**DATA:**
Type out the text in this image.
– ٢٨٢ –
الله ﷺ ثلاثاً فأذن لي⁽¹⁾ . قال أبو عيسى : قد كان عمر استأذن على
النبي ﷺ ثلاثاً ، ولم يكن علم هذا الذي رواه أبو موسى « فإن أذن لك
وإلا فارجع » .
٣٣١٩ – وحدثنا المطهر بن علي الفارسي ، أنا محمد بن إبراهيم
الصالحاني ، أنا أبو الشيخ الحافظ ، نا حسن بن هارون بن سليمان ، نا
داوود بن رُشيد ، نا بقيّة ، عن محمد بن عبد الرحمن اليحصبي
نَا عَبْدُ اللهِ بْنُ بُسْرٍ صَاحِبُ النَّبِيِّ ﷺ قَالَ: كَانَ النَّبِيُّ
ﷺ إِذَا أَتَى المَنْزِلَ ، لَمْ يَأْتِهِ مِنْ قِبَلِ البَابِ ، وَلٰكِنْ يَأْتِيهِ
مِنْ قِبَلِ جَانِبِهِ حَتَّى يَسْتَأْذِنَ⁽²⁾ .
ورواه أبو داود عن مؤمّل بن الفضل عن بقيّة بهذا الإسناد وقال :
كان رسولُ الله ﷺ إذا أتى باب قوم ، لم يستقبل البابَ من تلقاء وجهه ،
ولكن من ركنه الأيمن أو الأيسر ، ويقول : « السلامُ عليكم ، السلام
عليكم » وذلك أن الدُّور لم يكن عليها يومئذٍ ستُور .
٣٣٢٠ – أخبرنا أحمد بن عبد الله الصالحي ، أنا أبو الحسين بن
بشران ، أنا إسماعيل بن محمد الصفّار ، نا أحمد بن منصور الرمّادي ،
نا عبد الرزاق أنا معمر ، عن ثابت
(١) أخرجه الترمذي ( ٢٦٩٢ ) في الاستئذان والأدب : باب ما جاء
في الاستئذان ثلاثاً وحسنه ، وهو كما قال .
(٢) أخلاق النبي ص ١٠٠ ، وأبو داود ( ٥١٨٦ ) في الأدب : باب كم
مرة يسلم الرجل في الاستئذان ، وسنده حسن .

--

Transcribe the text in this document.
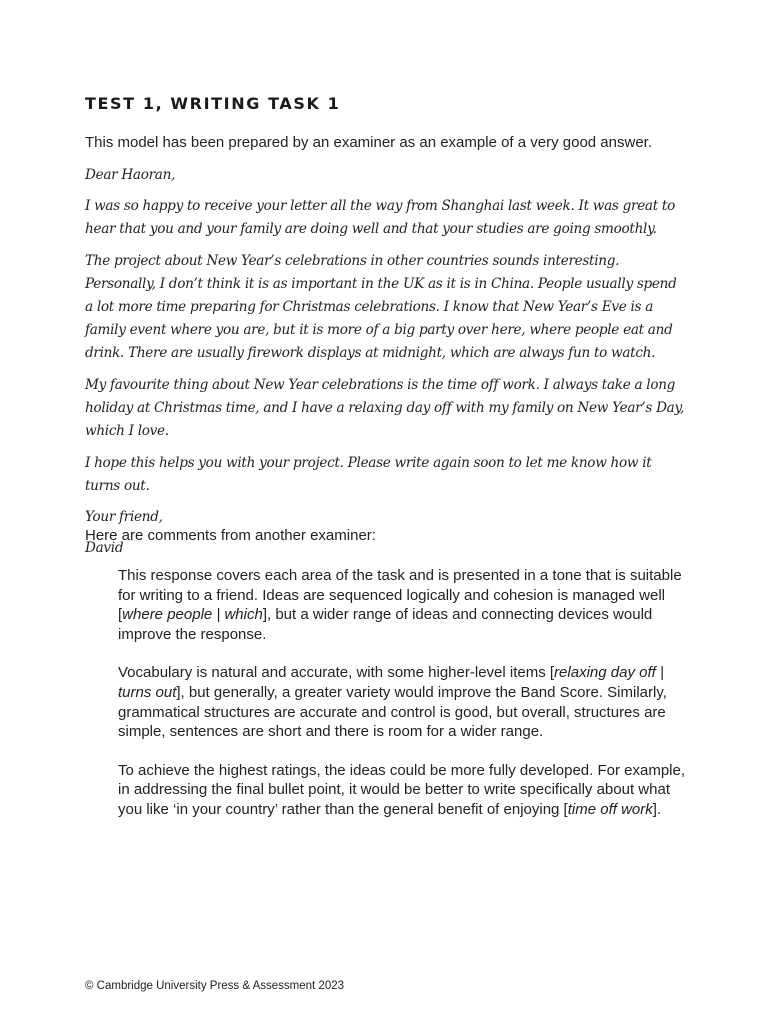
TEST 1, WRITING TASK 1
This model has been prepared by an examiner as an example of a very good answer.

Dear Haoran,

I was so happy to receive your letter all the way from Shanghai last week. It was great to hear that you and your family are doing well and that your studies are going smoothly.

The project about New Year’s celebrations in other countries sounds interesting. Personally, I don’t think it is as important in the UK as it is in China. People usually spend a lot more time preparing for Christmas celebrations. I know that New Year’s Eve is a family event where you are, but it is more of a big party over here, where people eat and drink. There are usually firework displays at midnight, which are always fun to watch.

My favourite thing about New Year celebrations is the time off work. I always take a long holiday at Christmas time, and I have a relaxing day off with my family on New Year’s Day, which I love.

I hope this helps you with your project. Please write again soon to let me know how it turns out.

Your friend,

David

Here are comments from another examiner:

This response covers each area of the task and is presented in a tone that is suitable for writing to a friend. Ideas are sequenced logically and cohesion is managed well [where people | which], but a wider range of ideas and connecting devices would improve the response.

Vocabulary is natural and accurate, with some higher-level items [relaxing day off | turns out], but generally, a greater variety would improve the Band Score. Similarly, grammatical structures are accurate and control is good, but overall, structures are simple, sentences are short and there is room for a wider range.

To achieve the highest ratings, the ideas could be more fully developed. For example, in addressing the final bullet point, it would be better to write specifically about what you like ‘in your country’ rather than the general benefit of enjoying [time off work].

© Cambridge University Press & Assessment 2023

**REQUIREMENT:**
Count each line with "الاستئذان" in it and report that figure by itself.

**REPLY TO THE TASK:**
3